— begin SUPPLIED DATA —

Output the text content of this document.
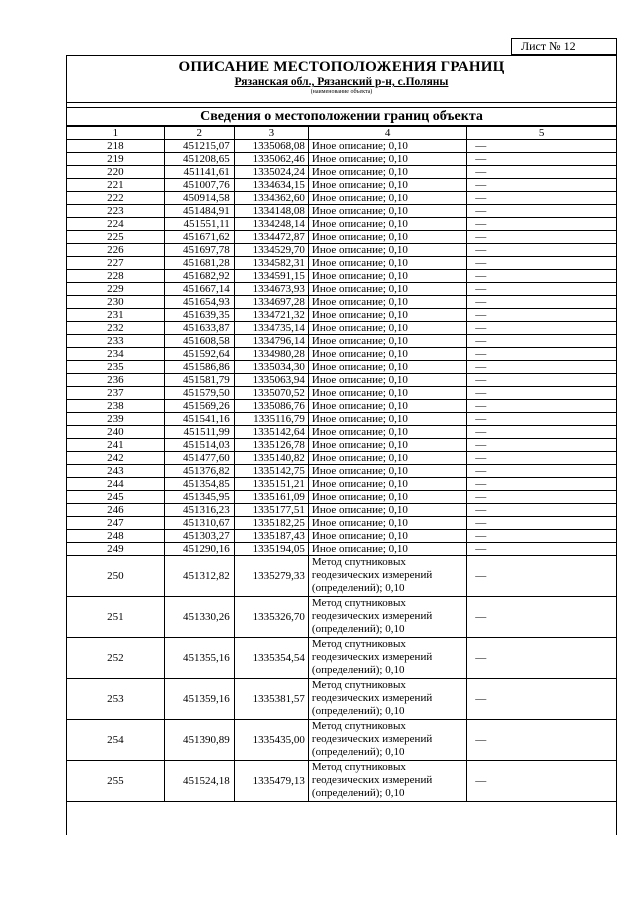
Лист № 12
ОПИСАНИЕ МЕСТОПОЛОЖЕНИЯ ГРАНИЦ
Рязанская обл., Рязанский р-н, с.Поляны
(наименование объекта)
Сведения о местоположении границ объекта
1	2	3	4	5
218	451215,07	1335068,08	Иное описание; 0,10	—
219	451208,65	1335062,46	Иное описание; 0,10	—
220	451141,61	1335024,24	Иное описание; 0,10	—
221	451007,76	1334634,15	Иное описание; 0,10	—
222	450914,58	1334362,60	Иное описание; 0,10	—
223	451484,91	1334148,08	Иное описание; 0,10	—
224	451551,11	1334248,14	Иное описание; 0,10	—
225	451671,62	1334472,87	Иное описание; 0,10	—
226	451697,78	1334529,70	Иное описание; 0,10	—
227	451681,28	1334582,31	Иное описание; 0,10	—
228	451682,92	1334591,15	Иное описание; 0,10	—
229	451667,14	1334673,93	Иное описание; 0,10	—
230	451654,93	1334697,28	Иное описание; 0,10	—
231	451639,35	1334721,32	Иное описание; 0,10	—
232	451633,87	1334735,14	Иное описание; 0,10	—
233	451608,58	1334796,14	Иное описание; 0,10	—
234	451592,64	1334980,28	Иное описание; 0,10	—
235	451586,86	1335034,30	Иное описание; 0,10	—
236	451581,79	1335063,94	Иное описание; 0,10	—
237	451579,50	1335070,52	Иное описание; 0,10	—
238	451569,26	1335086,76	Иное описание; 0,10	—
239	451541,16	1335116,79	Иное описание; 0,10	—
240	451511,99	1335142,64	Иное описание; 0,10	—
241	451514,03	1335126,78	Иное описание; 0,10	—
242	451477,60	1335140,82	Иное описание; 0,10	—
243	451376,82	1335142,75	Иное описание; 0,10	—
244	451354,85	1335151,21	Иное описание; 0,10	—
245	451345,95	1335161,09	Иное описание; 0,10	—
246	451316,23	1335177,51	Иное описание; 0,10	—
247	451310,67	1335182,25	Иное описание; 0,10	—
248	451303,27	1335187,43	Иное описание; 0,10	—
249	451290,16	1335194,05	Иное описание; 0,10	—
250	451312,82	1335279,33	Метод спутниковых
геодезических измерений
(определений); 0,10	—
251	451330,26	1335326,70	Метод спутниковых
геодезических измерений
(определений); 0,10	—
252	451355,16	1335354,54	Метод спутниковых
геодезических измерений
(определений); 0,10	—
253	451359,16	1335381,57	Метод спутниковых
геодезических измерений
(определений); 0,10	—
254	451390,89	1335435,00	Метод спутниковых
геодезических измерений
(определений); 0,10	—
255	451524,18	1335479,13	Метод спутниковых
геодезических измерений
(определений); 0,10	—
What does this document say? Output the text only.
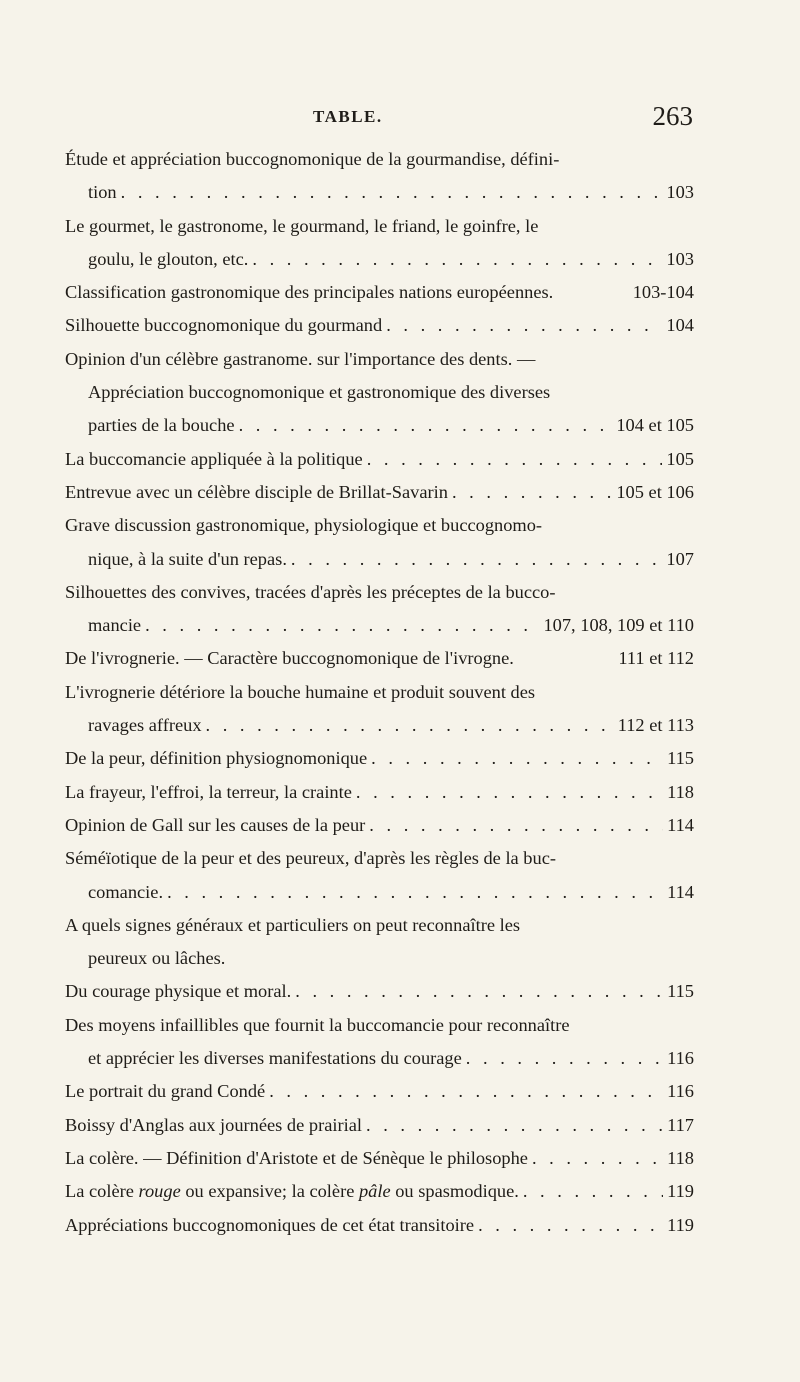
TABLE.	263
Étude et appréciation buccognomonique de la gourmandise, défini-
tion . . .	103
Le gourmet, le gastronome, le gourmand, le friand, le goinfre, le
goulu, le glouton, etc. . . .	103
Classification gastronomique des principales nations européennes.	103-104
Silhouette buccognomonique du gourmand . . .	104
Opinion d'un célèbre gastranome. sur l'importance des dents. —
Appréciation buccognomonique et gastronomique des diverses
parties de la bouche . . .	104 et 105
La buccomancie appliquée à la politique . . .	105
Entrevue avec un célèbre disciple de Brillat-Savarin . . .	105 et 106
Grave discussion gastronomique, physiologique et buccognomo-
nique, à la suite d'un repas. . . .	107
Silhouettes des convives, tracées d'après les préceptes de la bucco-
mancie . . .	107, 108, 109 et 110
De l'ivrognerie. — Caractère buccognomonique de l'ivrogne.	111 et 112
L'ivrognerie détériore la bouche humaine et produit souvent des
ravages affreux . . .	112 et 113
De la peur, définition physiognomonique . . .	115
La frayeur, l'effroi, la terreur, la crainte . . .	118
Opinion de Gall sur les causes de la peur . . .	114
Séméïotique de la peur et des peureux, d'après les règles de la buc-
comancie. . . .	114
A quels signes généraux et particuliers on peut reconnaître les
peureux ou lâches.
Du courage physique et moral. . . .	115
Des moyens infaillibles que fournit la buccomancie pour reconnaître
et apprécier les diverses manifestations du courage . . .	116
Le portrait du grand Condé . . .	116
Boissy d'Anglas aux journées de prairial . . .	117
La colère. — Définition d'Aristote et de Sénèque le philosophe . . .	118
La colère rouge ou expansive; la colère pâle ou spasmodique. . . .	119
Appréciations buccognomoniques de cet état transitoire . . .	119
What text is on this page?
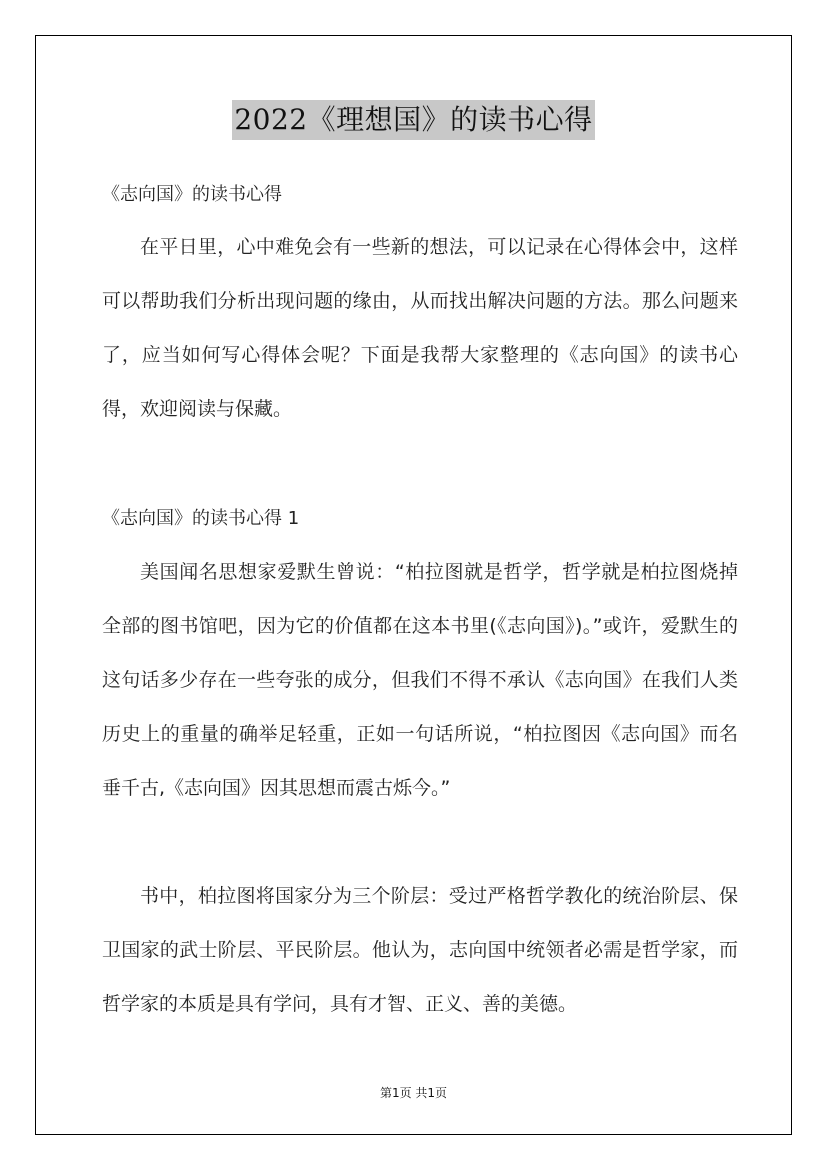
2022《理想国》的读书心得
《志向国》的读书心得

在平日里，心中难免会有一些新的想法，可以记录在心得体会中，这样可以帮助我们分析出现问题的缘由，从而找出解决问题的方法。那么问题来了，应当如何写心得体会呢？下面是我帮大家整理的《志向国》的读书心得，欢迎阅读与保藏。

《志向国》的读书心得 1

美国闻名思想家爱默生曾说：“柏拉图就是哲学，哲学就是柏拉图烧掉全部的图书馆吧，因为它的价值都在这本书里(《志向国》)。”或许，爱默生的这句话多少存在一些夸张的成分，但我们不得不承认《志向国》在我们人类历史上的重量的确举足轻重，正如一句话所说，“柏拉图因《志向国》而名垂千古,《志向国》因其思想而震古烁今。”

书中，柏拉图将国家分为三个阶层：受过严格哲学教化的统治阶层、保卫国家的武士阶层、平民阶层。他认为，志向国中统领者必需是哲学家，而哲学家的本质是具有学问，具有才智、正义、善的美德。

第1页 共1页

— end SUPPLIED DATA —

WHAT THE TASK ASKS
Which lines hold the word "bouche"? Copy all of them.

WRITTEN SOLUTION
parties de la bouche . . .	104 et 105
L'ivrognerie détériore la bouche humaine et produit souvent des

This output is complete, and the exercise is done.